[What to produce]: A word-for-word retyping of the listing is the goal.

========================================================================

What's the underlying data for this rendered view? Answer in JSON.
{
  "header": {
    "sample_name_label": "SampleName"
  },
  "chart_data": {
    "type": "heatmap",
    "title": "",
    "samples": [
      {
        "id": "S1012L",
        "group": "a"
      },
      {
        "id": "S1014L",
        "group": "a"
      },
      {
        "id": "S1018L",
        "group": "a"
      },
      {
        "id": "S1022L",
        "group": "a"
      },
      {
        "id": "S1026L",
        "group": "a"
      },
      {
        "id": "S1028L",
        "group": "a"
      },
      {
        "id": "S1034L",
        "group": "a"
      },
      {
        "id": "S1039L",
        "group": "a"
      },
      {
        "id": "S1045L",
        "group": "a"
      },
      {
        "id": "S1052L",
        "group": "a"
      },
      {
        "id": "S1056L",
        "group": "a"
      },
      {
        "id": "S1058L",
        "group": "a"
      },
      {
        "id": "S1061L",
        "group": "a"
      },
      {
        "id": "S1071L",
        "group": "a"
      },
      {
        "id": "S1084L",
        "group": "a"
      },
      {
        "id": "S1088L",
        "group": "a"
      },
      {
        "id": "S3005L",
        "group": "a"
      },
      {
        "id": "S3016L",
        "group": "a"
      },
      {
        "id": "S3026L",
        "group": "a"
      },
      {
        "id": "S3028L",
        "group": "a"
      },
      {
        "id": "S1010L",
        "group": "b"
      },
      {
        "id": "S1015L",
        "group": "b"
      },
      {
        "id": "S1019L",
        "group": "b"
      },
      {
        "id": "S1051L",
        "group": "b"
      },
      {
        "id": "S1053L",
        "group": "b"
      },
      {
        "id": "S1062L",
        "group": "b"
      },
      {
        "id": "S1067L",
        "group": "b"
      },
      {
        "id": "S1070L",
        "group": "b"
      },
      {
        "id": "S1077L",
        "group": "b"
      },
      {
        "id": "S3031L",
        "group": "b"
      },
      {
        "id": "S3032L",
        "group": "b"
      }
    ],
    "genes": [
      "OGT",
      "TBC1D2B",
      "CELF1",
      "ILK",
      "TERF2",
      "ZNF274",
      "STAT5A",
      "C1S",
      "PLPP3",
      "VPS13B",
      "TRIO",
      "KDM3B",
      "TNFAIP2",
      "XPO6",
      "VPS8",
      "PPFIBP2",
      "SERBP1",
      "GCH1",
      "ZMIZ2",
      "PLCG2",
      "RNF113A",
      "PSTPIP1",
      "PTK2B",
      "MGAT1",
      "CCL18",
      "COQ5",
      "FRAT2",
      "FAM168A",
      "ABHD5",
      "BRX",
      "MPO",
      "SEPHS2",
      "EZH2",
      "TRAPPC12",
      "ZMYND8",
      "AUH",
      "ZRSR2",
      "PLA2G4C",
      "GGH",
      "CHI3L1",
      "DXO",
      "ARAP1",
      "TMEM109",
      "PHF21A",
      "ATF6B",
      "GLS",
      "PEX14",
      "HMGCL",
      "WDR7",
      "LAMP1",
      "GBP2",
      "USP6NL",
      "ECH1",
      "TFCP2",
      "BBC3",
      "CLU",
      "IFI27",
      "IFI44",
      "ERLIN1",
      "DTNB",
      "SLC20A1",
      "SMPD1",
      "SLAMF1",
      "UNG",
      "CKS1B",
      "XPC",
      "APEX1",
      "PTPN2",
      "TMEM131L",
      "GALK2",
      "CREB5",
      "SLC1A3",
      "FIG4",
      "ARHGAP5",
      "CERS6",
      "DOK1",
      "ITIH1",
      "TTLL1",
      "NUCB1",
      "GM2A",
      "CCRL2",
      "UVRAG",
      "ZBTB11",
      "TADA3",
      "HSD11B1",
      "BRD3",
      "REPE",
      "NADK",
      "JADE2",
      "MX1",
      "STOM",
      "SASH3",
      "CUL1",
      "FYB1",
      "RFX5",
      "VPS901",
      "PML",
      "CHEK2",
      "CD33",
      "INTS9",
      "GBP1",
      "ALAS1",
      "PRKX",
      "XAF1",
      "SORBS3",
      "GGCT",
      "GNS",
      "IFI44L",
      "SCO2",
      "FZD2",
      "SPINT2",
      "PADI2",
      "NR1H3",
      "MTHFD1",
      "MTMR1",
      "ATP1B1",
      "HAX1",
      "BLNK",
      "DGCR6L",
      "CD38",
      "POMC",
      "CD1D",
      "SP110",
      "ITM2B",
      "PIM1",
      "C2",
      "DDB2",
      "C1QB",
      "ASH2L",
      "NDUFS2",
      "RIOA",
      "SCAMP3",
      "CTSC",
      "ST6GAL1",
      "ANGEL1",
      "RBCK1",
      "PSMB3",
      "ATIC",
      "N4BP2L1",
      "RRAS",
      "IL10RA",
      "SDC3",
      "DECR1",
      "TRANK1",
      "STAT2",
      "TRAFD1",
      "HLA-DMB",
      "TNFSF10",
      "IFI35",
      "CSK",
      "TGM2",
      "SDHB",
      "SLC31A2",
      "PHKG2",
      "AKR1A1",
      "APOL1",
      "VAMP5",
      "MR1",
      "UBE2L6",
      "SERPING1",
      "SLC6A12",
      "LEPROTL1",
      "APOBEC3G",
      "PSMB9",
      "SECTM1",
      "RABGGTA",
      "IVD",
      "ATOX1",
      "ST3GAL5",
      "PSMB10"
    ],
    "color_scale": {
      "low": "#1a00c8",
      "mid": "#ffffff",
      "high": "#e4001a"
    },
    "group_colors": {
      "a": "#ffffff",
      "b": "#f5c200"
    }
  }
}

========================================================================

[Result for this task]:
What's the underlying data for this rendered view? Answer in JSON.
{
  "header": {
    "sample_name_label": "SampleName"
  },
  "chart_data": {
    "type": "heatmap",
    "title": "",
    "samples": [
      {
        "id": "S1012L",
        "group": "a"
      },
      {
        "id": "S1014L",
        "group": "a"
      },
      {
        "id": "S1018L",
        "group": "a"
      },
      {
        "id": "S1022L",
        "group": "a"
      },
      {
        "id": "S1026L",
        "group": "a"
      },
      {
        "id": "S1028L",
        "group": "a"
      },
      {
        "id": "S1034L",
        "group": "a"
      },
      {
        "id": "S1039L",
        "group": "a"
      },
      {
        "id": "S1045L",
        "group": "a"
      },
      {
        "id": "S1052L",
        "group": "a"
      },
      {
        "id": "S1056L",
        "group": "a"
      },
      {
        "id": "S1058L",
        "group": "a"
      },
      {
        "id": "S1061L",
        "group": "a"
      },
      {
        "id": "S1071L",
        "group": "a"
      },
      {
        "id": "S1084L",
        "group": "a"
      },
      {
        "id": "S1088L",
        "group": "a"
      },
      {
        "id": "S3005L",
        "group": "a"
      },
      {
        "id": "S3016L",
        "group": "a"
      },
      {
        "id": "S3026L",
        "group": "a"
      },
      {
        "id": "S3028L",
        "group": "a"
      },
      {
        "id": "S1010L",
        "group": "b"
      },
      {
        "id": "S1015L",
        "group": "b"
      },
      {
        "id": "S1019L",
        "group": "b"
      },
      {
        "id": "S1051L",
        "group": "b"
      },
      {
        "id": "S1053L",
        "group": "b"
      },
      {
        "id": "S1062L",
        "group": "b"
      },
      {
        "id": "S1067L",
        "group": "b"
      },
      {
        "id": "S1070L",
        "group": "b"
      },
      {
        "id": "S1077L",
        "group": "b"
      },
      {
        "id": "S3031L",
        "group": "b"
      },
      {
        "id": "S3032L",
        "group": "b"
      }
    ],
    "genes": [
      "OGT",
      "TBC1D2B",
      "CELF1",
      "ILK",
      "TERF2",
      "ZNF274",
      "STAT5A",
      "C1S",
      "PLPP3",
      "VPS13B",
      "TRIO",
      "KDM3B",
      "TNFAIP2",
      "XPO6",
      "VPS8",
      "PPFIBP2",
      "SERBP1",
      "GCH1",
      "ZMIZ2",
      "PLCG2",
      "RNF113A",
      "PSTPIP1",
      "PTK2B",
      "MGAT1",
      "CCL18",
      "COQ5",
      "FRAT2",
      "FAM168A",
      "ABHD5",
      "BRX",
      "MPO",
      "SEPHS2",
      "EZH2",
      "TRAPPC12",
      "ZMYND8",
      "AUH",
      "ZRSR2",
      "PLA2G4C",
      "GGH",
      "CHI3L1",
      "DXO",
      "ARAP1",
      "TMEM109",
      "PHF21A",
      "ATF6B",
      "GLS",
      "PEX14",
      "HMGCL",
      "WDR7",
      "LAMP1",
      "GBP2",
      "USP6NL",
      "ECH1",
      "TFCP2",
      "BBC3",
      "CLU",
      "IFI27",
      "IFI44",
      "ERLIN1",
      "DTNB",
      "SLC20A1",
      "SMPD1",
      "SLAMF1",
      "UNG",
      "CKS1B",
      "XPC",
      "APEX1",
      "PTPN2",
      "TMEM131L",
      "GALK2",
      "CREB5",
      "SLC1A3",
      "FIG4",
      "ARHGAP5",
      "CERS6",
      "DOK1",
      "ITIH1",
      "TTLL1",
      "NUCB1",
      "GM2A",
      "CCRL2",
      "UVRAG",
      "ZBTB11",
      "TADA3",
      "HSD11B1",
      "BRD3",
      "REPE",
      "NADK",
      "JADE2",
      "MX1",
      "STOM",
      "SASH3",
      "CUL1",
      "FYB1",
      "RFX5",
      "VPS901",
      "PML",
      "CHEK2",
      "CD33",
      "INTS9",
      "GBP1",
      "ALAS1",
      "PRKX",
      "XAF1",
      "SORBS3",
      "GGCT",
      "GNS",
      "IFI44L",
      "SCO2",
      "FZD2",
      "SPINT2",
      "PADI2",
      "NR1H3",
      "MTHFD1",
      "MTMR1",
      "ATP1B1",
      "HAX1",
      "BLNK",
      "DGCR6L",
      "CD38",
      "POMC",
      "CD1D",
      "SP110",
      "ITM2B",
      "PIM1",
      "C2",
      "DDB2",
      "C1QB",
      "ASH2L",
      "NDUFS2",
      "RIOA",
      "SCAMP3",
      "CTSC",
      "ST6GAL1",
      "ANGEL1",
      "RBCK1",
      "PSMB3",
      "ATIC",
      "N4BP2L1",
      "RRAS",
      "IL10RA",
      "SDC3",
      "DECR1",
      "TRANK1",
      "STAT2",
      "TRAFD1",
      "HLA-DMB",
      "TNFSF10",
      "IFI35",
      "CSK",
      "TGM2",
      "SDHB",
      "SLC31A2",
      "PHKG2",
      "AKR1A1",
      "APOL1",
      "VAMP5",
      "MR1",
      "UBE2L6",
      "SERPING1",
      "SLC6A12",
      "LEPROTL1",
      "APOBEC3G",
      "PSMB9",
      "SECTM1",
      "RABGGTA",
      "IVD",
      "ATOX1",
      "ST3GAL5",
      "PSMB10"
    ],
    "color_scale": {
      "low": "#1a00c8",
      "mid": "#ffffff",
      "high": "#e4001a"
    },
    "group_colors": {
      "a": "#ffffff",
      "b": "#f5c200"
    }
  }
}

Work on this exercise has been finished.